* STATED EXERCISE
Put the lines below into a Markdown table with a Row column for the row number and a Line column for the line itself. Skip any blank lines and leave out the pictures.

---------- ENTRIES SHOWN ----------

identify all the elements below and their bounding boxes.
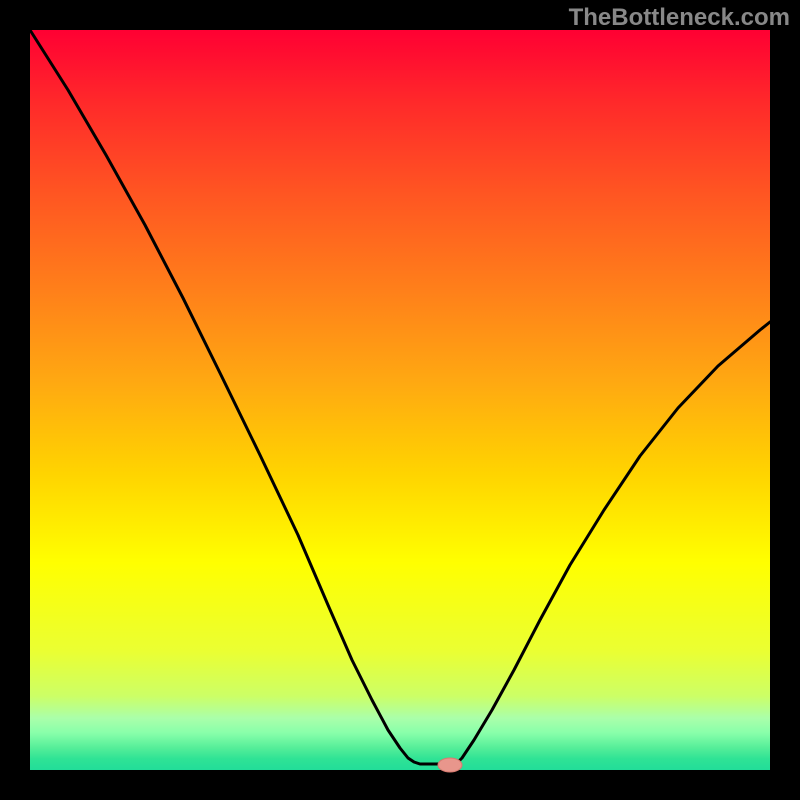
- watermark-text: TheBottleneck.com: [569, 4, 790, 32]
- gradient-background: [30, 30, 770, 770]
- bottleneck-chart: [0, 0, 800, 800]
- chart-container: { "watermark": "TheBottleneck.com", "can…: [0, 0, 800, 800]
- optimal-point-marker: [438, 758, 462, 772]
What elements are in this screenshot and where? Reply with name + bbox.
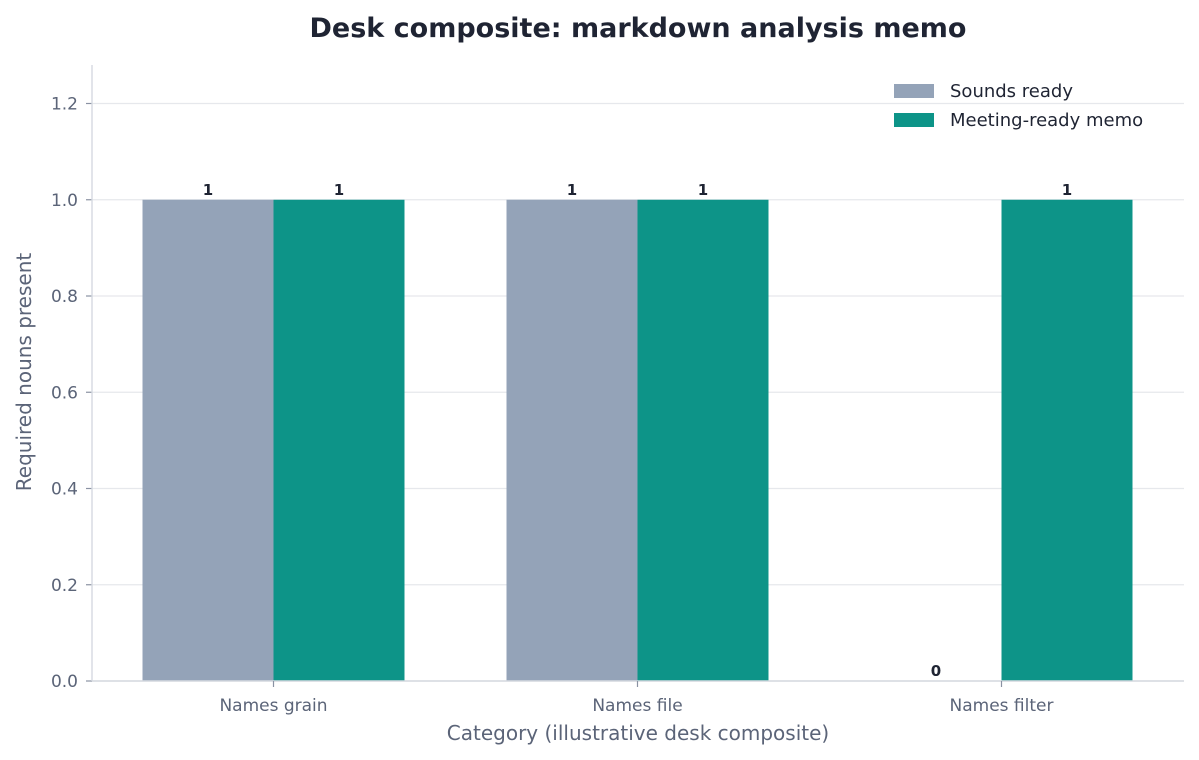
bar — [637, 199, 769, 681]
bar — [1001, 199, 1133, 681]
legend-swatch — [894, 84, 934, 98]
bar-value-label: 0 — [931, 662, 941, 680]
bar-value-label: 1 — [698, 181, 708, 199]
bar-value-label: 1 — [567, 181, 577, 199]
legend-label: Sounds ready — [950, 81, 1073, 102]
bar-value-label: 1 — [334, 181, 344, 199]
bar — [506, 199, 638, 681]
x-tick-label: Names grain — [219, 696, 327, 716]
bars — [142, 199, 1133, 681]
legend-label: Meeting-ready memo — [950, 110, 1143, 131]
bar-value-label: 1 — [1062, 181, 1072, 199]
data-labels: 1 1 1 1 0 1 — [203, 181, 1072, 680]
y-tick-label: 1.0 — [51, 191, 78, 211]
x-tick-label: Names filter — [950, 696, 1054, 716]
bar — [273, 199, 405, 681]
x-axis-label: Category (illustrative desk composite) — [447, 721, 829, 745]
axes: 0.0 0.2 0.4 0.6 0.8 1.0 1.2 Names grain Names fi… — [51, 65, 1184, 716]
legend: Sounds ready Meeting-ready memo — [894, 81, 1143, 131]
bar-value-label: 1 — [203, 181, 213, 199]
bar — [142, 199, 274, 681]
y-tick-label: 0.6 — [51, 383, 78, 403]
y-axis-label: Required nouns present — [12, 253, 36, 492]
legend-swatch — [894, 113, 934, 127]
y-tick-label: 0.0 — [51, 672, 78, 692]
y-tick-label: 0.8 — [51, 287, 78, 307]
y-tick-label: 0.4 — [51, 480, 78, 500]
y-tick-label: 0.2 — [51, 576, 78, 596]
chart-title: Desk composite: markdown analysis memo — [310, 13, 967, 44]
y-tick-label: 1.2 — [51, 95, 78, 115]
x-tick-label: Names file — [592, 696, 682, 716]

----------

* THE SOLUTION
| Row | Line |
|---|---|
| 1 | identify all the elements below and their bounding boxes. |
| 2 | - watermark-text: TheBottleneck.com: [569, 4, 790, 32] |
| 3 | - gradient-background: [30, 30, 770, 770] |
| 4 | - bottleneck-chart: [0, 0, 800, 800] |
| 5 | - chart-container: { "watermark": "TheBottleneck.com", "can…: [0, 0, 800, 800] |
| 6 | - optimal-point-marker: [438, 758, 462, 772] |
| 7 | What elements are in this screenshot and where? Reply with name + bbox. |
| 8 | bar — [637, 199, 769, 681] |
| 9 | bar — [1001, 199, 1133, 681] |
| 10 | legend-swatch — [894, 84, 934, 98] |
| 11 | bar-value-label: 0 — [931, 662, 941, 680] |
| 12 | bar-value-label: 1 — [698, 181, 708, 199] |
| 13 | bar-value-label: 1 — [567, 181, 577, 199] |
| 14 | legend-label: Sounds ready — [950, 81, 1073, 102] |
| 15 | bar-value-label: 1 — [334, 181, 344, 199] |
| 16 | bar — [506, 199, 638, 681] |
| 17 | x-tick-label: Names grain — [219, 696, 327, 716] |
| 18 | bars — [142, 199, 1133, 681] |
| 19 | legend-label: Meeting-ready memo — [950, 110, 1143, 131] |
| 20 | bar-value-label: 1 — [1062, 181, 1072, 199] |
| 21 | data-labels: 1 1 1 1 0 1 — [203, 181, 1072, 680] |
| 22 | y-tick-label: 1.0 — [51, 191, 78, 211] |
| 23 | x-tick-label: Names filter — [950, 696, 1054, 716] |
| 24 | bar — [273, 199, 405, 681] |
| 25 | x-axis-label: Category (illustrative desk composite) — [447, 721, 829, 745] |
| 26 | axes: 0.0 0.2 0.4 0.6 0.8 1.0 1.2 Names grain Names fi… — [51, 65, 1184, 716] |
| 27 | legend: Sounds ready Meeting-ready memo — [894, 81, 1143, 131] |
| 28 | bar-value-label: 1 — [203, 181, 213, 199] |
| 29 | bar — [142, 199, 274, 681] |
| 30 | y-tick-label: 0.6 — [51, 383, 78, 403] |
| 31 | y-axis-label: Required nouns present — [12, 253, 36, 492] |
| 32 | legend-swatch — [894, 113, 934, 127] |
| 33 | y-tick-label: 0.0 — [51, 672, 78, 692] |
| 34 | y-tick-label: 0.8 — [51, 287, 78, 307] |
| 35 | y-tick-label: 0.4 — [51, 480, 78, 500] |
| 36 | y-tick-label: 0.2 — [51, 576, 78, 596] |
| 37 | chart-title: Desk composite: markdown analysis memo — [310, 13, 967, 44] |
| 38 | y-tick-label: 1.2 — [51, 95, 78, 115] |
| 39 | x-tick-label: Names file — [592, 696, 682, 716] |